▶ SHORT TASK
Your task is to copy every line of the records below that contains "стали".

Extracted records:
──────────

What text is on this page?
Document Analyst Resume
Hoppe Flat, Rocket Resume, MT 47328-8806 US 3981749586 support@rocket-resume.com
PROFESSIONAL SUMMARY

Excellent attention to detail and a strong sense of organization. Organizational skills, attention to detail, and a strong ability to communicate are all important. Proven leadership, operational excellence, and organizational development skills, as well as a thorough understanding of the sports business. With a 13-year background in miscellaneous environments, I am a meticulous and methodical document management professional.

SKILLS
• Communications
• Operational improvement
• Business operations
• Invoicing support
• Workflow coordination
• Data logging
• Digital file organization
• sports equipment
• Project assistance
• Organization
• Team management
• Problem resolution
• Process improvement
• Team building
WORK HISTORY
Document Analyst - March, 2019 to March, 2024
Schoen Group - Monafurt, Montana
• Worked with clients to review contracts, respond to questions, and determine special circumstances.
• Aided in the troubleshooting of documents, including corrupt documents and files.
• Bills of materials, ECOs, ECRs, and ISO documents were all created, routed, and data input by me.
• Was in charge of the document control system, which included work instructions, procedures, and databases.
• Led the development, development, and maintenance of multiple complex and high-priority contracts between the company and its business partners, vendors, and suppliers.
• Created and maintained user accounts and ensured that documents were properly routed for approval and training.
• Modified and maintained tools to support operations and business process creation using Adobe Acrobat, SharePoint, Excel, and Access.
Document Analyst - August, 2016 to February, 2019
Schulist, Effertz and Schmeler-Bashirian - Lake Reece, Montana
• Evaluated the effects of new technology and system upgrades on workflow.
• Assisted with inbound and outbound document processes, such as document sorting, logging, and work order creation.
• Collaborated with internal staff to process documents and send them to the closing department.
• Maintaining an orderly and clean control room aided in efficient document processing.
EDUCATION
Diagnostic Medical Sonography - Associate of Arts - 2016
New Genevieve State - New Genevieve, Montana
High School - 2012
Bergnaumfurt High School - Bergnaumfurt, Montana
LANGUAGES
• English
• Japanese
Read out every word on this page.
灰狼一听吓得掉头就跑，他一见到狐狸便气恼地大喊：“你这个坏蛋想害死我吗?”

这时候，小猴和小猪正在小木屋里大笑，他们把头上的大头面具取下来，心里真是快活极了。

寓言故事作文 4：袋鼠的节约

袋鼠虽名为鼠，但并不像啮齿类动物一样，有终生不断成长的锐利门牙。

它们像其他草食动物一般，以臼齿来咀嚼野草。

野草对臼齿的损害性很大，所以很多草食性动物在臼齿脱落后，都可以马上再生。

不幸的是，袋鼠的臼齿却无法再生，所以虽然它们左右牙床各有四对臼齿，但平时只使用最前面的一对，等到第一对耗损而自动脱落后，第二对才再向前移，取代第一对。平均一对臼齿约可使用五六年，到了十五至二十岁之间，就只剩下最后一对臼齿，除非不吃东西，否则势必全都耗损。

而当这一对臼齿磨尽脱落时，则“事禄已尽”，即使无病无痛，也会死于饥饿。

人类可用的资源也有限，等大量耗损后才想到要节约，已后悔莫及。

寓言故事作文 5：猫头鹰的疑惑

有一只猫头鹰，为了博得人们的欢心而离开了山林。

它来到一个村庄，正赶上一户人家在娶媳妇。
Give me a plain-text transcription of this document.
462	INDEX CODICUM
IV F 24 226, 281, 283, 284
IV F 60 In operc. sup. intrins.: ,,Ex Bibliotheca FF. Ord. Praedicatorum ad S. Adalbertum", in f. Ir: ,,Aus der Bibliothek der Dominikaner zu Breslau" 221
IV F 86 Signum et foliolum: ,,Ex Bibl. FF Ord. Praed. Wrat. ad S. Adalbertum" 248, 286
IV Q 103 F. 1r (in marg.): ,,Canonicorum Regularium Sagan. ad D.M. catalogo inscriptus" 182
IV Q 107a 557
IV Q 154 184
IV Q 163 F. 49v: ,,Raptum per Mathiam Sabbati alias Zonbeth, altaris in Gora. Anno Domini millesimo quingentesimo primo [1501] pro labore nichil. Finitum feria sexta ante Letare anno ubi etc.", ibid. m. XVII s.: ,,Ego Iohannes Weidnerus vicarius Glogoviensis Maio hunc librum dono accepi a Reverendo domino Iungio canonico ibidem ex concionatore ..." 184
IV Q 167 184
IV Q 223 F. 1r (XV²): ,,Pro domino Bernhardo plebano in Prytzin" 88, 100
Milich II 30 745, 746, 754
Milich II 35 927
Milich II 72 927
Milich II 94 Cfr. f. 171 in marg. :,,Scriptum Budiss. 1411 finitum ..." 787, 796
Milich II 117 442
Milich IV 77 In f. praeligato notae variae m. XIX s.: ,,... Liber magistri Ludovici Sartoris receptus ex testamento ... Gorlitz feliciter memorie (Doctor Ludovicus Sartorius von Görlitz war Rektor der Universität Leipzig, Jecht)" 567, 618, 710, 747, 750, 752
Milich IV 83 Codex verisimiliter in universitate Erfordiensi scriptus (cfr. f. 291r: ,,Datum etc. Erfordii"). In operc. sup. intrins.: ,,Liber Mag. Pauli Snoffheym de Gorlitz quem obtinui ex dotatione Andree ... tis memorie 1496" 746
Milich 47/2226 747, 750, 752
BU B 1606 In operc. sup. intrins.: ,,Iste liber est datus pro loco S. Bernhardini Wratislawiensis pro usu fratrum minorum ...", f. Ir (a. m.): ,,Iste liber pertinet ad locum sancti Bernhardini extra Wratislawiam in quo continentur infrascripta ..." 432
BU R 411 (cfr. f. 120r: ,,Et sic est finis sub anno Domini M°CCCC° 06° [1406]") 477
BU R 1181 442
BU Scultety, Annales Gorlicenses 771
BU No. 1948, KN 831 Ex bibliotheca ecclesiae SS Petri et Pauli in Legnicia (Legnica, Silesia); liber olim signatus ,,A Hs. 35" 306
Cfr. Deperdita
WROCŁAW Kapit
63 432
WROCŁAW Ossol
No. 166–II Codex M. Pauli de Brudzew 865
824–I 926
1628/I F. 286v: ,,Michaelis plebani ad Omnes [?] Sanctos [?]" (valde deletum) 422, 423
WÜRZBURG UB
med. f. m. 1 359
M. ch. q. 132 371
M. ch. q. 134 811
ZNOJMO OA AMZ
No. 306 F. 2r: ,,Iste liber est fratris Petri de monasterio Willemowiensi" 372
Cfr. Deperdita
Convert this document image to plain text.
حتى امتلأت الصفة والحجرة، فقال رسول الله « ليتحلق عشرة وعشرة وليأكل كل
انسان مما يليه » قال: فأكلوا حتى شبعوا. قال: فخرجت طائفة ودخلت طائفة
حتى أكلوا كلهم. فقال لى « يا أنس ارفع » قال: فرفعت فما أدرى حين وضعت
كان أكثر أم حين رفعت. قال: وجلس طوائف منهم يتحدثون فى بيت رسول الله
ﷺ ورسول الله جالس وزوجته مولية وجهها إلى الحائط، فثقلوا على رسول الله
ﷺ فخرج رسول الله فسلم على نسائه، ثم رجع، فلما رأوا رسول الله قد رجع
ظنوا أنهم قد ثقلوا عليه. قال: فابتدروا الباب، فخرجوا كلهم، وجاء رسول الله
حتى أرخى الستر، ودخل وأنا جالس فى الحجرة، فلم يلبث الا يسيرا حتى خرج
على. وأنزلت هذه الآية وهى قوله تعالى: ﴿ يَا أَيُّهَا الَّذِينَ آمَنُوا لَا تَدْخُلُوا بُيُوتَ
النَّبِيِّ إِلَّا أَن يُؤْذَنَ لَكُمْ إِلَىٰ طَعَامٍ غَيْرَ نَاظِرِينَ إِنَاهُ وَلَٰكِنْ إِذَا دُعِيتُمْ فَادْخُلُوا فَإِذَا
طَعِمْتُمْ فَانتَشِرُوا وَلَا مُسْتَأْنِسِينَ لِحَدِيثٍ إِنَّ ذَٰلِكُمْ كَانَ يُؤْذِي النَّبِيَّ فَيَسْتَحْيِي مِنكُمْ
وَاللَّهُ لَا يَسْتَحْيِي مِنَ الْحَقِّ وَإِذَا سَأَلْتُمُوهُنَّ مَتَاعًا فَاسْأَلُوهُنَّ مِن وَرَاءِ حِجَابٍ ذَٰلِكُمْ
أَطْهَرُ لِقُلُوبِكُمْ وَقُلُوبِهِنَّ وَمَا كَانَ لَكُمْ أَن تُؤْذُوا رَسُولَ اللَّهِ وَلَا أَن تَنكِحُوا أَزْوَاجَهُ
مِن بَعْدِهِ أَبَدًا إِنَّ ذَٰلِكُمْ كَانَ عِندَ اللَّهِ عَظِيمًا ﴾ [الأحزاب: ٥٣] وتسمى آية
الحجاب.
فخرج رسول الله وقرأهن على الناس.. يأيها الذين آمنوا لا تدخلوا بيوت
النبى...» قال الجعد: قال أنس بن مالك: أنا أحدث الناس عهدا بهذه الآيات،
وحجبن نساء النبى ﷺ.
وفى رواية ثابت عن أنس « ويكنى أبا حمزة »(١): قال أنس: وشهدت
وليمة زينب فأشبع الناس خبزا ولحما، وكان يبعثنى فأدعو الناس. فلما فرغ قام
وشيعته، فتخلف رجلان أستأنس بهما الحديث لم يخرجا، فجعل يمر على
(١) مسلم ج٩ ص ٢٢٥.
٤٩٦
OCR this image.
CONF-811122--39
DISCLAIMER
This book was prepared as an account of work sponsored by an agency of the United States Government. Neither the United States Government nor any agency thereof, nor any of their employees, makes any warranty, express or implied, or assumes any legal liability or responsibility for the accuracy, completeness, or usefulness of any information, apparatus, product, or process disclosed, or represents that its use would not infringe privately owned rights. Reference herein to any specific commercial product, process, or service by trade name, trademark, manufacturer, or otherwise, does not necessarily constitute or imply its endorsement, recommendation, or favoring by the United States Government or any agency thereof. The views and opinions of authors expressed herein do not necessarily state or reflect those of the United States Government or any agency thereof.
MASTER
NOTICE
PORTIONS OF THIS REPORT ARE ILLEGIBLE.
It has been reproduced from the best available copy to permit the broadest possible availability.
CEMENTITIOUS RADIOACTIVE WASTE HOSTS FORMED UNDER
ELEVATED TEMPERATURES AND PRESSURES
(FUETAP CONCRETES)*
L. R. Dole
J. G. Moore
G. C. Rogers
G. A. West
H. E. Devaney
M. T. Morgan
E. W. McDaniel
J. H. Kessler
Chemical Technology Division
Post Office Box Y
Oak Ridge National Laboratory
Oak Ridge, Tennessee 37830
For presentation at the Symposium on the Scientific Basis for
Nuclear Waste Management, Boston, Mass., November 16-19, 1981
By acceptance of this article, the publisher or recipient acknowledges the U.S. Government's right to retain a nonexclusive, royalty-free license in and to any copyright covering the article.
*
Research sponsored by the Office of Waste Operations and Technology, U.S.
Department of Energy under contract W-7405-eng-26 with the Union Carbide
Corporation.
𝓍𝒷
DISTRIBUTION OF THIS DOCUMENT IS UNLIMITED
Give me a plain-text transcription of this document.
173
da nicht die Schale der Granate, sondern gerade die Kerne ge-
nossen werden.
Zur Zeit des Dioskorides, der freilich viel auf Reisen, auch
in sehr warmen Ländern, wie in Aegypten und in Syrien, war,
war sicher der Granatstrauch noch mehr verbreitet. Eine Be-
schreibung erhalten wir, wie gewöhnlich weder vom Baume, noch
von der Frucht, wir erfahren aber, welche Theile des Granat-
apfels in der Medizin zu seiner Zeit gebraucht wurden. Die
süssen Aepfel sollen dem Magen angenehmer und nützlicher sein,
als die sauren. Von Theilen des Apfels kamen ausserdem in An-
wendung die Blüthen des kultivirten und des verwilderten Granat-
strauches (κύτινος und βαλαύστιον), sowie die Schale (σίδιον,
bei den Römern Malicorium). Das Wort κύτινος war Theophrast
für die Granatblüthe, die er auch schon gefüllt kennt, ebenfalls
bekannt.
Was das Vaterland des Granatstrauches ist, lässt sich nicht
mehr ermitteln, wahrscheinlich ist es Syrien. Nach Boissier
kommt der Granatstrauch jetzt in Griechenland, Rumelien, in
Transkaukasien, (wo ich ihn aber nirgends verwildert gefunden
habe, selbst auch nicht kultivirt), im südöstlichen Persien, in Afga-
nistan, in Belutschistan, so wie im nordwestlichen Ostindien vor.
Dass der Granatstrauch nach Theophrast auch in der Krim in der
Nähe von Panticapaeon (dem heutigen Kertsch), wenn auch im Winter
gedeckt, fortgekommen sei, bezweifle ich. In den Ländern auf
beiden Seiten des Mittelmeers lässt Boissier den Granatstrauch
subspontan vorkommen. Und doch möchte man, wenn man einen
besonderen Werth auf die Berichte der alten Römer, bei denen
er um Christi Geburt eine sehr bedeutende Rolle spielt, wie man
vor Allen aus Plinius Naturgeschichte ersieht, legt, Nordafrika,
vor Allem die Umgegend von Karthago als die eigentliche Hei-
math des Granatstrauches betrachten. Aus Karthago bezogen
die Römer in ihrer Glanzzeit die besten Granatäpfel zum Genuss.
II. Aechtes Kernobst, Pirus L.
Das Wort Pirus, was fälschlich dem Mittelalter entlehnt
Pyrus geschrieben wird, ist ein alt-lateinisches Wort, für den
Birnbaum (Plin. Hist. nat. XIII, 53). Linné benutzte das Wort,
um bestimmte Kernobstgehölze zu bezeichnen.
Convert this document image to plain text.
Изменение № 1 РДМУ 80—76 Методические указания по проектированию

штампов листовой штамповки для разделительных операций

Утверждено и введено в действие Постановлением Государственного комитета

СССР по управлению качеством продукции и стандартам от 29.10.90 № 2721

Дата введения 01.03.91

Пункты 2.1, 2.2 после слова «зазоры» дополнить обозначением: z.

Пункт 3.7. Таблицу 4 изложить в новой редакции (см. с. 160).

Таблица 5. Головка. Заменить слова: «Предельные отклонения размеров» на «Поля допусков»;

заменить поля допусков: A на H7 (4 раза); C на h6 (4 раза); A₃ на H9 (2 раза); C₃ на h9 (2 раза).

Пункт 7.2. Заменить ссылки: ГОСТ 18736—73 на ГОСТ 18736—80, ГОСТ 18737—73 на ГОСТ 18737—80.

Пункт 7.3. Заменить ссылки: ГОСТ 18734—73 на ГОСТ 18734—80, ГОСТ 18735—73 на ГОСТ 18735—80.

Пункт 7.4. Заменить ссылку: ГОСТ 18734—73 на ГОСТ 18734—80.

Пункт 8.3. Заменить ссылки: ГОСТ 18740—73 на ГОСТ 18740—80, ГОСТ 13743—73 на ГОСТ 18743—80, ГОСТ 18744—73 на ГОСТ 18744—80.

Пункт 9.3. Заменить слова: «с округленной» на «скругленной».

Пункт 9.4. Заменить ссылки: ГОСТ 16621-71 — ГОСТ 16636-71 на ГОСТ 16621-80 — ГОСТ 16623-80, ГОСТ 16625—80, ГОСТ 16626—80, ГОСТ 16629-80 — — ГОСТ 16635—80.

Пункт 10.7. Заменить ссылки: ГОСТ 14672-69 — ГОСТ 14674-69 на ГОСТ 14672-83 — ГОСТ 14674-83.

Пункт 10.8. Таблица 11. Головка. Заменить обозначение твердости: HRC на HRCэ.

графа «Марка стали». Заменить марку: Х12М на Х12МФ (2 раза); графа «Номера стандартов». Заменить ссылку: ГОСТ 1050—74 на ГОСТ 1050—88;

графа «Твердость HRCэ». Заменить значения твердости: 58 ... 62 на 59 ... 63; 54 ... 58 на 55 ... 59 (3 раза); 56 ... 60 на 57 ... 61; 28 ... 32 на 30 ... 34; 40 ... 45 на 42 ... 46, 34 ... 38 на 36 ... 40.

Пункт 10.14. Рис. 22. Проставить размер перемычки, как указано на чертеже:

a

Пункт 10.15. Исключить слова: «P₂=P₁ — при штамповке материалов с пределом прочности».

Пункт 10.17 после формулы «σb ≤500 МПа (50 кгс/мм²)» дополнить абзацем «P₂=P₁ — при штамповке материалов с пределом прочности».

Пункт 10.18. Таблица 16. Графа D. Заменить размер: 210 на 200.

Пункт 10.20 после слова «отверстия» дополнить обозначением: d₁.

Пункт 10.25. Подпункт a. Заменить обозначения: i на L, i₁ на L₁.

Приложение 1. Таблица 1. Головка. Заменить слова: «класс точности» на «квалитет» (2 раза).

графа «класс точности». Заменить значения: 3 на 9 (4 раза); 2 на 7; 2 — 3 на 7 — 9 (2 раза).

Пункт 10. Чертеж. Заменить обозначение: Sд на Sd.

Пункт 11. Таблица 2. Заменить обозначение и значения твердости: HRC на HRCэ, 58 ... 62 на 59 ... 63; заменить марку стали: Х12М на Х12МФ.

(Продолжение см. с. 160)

──────────

▶ SOLUTION TO THIS EXERCISE
графа «Марка стали». Заменить марку: Х12М на Х12МФ (2 раза); графа «Номера стандартов». Заменить ссылку: ГОСТ 1050—74 на ГОСТ 1050—88;
Пункт 11. Таблица 2. Заменить обозначение и значения твердости: HRC на HRCэ, 58 ... 62 на 59 ... 63; заменить марку стали: Х12М на Х12МФ.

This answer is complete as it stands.